▶ _TASK REQUIREMENTS_
Exact copies of all the records are the expected output.

▶ _INFORMATION PROVIDED_
BEGIN

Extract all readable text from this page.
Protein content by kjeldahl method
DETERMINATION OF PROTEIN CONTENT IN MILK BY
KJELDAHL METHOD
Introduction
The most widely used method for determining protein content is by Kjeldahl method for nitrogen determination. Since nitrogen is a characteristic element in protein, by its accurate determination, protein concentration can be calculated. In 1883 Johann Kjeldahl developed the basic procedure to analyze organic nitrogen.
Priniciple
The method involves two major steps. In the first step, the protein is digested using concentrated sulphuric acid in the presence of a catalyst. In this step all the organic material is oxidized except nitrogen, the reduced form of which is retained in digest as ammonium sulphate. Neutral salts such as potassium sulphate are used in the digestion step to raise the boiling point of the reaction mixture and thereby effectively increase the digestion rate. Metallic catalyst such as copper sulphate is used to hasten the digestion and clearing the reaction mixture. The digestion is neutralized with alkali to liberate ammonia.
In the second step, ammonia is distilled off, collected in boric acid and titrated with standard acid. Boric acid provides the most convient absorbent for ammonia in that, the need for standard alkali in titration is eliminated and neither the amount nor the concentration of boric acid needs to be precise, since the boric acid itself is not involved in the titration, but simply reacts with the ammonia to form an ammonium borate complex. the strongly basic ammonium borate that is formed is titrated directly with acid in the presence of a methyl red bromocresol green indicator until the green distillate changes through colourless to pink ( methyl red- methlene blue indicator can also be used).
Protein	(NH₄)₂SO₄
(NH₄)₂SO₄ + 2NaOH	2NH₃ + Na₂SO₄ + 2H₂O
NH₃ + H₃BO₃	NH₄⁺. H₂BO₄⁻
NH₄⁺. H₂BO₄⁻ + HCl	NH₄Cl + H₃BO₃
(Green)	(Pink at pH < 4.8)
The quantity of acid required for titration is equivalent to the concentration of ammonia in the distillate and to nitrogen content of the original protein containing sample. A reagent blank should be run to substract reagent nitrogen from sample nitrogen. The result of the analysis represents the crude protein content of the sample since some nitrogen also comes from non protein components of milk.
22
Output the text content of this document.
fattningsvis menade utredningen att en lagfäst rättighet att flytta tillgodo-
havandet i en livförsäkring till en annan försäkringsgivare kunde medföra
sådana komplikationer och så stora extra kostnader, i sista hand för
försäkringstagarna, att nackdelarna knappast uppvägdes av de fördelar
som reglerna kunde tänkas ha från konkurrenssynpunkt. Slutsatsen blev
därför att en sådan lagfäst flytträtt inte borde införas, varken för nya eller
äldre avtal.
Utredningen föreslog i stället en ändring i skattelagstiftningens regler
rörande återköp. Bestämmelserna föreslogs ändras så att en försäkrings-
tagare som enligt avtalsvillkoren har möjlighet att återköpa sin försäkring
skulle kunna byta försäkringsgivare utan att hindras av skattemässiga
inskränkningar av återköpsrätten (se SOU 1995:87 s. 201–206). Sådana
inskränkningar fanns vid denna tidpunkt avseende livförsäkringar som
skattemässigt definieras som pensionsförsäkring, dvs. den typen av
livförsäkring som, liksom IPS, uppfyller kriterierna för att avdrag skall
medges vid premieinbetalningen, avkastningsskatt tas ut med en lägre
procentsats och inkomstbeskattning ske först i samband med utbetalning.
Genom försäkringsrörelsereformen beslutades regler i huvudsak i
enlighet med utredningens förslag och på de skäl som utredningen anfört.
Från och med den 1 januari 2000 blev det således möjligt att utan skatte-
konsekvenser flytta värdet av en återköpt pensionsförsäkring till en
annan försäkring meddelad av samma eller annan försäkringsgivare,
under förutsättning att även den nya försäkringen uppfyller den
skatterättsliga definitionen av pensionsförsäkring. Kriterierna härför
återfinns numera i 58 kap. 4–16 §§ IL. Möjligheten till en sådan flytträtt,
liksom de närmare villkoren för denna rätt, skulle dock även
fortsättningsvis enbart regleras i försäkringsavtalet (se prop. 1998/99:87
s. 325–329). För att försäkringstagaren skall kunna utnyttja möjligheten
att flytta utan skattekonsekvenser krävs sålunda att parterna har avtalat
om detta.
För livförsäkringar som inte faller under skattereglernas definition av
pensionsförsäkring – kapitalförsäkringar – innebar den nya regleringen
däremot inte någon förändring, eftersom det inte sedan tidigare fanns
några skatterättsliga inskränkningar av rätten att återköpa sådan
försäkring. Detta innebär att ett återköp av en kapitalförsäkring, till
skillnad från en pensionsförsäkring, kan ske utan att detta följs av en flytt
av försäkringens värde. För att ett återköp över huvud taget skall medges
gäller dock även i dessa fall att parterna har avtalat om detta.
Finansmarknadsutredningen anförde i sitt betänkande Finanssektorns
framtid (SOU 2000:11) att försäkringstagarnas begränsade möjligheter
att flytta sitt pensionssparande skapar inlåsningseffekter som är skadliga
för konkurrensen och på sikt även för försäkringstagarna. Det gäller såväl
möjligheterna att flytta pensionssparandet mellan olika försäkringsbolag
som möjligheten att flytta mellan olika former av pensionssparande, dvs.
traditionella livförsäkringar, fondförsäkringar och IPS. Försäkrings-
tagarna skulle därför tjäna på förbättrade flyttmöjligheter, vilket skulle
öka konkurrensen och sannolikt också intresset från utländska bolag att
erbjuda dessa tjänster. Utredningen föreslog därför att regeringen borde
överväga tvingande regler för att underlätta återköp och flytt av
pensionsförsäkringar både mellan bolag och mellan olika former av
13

END

▶ _RESULT_
Extract all readable text from this page.
Protein content by kjeldahl method
DETERMINATION OF PROTEIN CONTENT IN MILK BY
KJELDAHL METHOD
Introduction
The most widely used method for determining protein content is by Kjeldahl method for nitrogen determination. Since nitrogen is a characteristic element in protein, by its accurate determination, protein concentration can be calculated. In 1883 Johann Kjeldahl developed the basic procedure to analyze organic nitrogen.
Priniciple
The method involves two major steps. In the first step, the protein is digested using concentrated sulphuric acid in the presence of a catalyst. In this step all the organic material is oxidized except nitrogen, the reduced form of which is retained in digest as ammonium sulphate. Neutral salts such as potassium sulphate are used in the digestion step to raise the boiling point of the reaction mixture and thereby effectively increase the digestion rate. Metallic catalyst such as copper sulphate is used to hasten the digestion and clearing the reaction mixture. The digestion is neutralized with alkali to liberate ammonia.
In the second step, ammonia is distilled off, collected in boric acid and titrated with standard acid. Boric acid provides the most convient absorbent for ammonia in that, the need for standard alkali in titration is eliminated and neither the amount nor the concentration of boric acid needs to be precise, since the boric acid itself is not involved in the titration, but simply reacts with the ammonia to form an ammonium borate complex. the strongly basic ammonium borate that is formed is titrated directly with acid in the presence of a methyl red bromocresol green indicator until the green distillate changes through colourless to pink ( methyl red- methlene blue indicator can also be used).
Protein	(NH₄)₂SO₄
(NH₄)₂SO₄ + 2NaOH	2NH₃ + Na₂SO₄ + 2H₂O
NH₃ + H₃BO₃	NH₄⁺. H₂BO₄⁻
NH₄⁺. H₂BO₄⁻ + HCl	NH₄Cl + H₃BO₃
(Green)	(Pink at pH < 4.8)
The quantity of acid required for titration is equivalent to the concentration of ammonia in the distillate and to nitrogen content of the original protein containing sample. A reagent blank should be run to substract reagent nitrogen from sample nitrogen. The result of the analysis represents the crude protein content of the sample since some nitrogen also comes from non protein components of milk.
22
Output the text content of this document.
fattningsvis menade utredningen att en lagfäst rättighet att flytta tillgodo-
havandet i en livförsäkring till en annan försäkringsgivare kunde medföra
sådana komplikationer och så stora extra kostnader, i sista hand för
försäkringstagarna, att nackdelarna knappast uppvägdes av de fördelar
som reglerna kunde tänkas ha från konkurrenssynpunkt. Slutsatsen blev
därför att en sådan lagfäst flytträtt inte borde införas, varken för nya eller
äldre avtal.
Utredningen föreslog i stället en ändring i skattelagstiftningens regler
rörande återköp. Bestämmelserna föreslogs ändras så att en försäkrings-
tagare som enligt avtalsvillkoren har möjlighet att återköpa sin försäkring
skulle kunna byta försäkringsgivare utan att hindras av skattemässiga
inskränkningar av återköpsrätten (se SOU 1995:87 s. 201–206). Sådana
inskränkningar fanns vid denna tidpunkt avseende livförsäkringar som
skattemässigt definieras som pensionsförsäkring, dvs. den typen av
livförsäkring som, liksom IPS, uppfyller kriterierna för att avdrag skall
medges vid premieinbetalningen, avkastningsskatt tas ut med en lägre
procentsats och inkomstbeskattning ske först i samband med utbetalning.
Genom försäkringsrörelsereformen beslutades regler i huvudsak i
enlighet med utredningens förslag och på de skäl som utredningen anfört.
Från och med den 1 januari 2000 blev det således möjligt att utan skatte-
konsekvenser flytta värdet av en återköpt pensionsförsäkring till en
annan försäkring meddelad av samma eller annan försäkringsgivare,
under förutsättning att även den nya försäkringen uppfyller den
skatterättsliga definitionen av pensionsförsäkring. Kriterierna härför
återfinns numera i 58 kap. 4–16 §§ IL. Möjligheten till en sådan flytträtt,
liksom de närmare villkoren för denna rätt, skulle dock även
fortsättningsvis enbart regleras i försäkringsavtalet (se prop. 1998/99:87
s. 325–329). För att försäkringstagaren skall kunna utnyttja möjligheten
att flytta utan skattekonsekvenser krävs sålunda att parterna har avtalat
om detta.
För livförsäkringar som inte faller under skattereglernas definition av
pensionsförsäkring – kapitalförsäkringar – innebar den nya regleringen
däremot inte någon förändring, eftersom det inte sedan tidigare fanns
några skatterättsliga inskränkningar av rätten att återköpa sådan
försäkring. Detta innebär att ett återköp av en kapitalförsäkring, till
skillnad från en pensionsförsäkring, kan ske utan att detta följs av en flytt
av försäkringens värde. För att ett återköp över huvud taget skall medges
gäller dock även i dessa fall att parterna har avtalat om detta.
Finansmarknadsutredningen anförde i sitt betänkande Finanssektorns
framtid (SOU 2000:11) att försäkringstagarnas begränsade möjligheter
att flytta sitt pensionssparande skapar inlåsningseffekter som är skadliga
för konkurrensen och på sikt även för försäkringstagarna. Det gäller såväl
möjligheterna att flytta pensionssparandet mellan olika försäkringsbolag
som möjligheten att flytta mellan olika former av pensionssparande, dvs.
traditionella livförsäkringar, fondförsäkringar och IPS. Försäkrings-
tagarna skulle därför tjäna på förbättrade flyttmöjligheter, vilket skulle
öka konkurrensen och sannolikt också intresset från utländska bolag att
erbjuda dessa tjänster. Utredningen föreslog därför att regeringen borde
överväga tvingande regler för att underlätta återköp och flytt av
pensionsförsäkringar både mellan bolag och mellan olika former av
13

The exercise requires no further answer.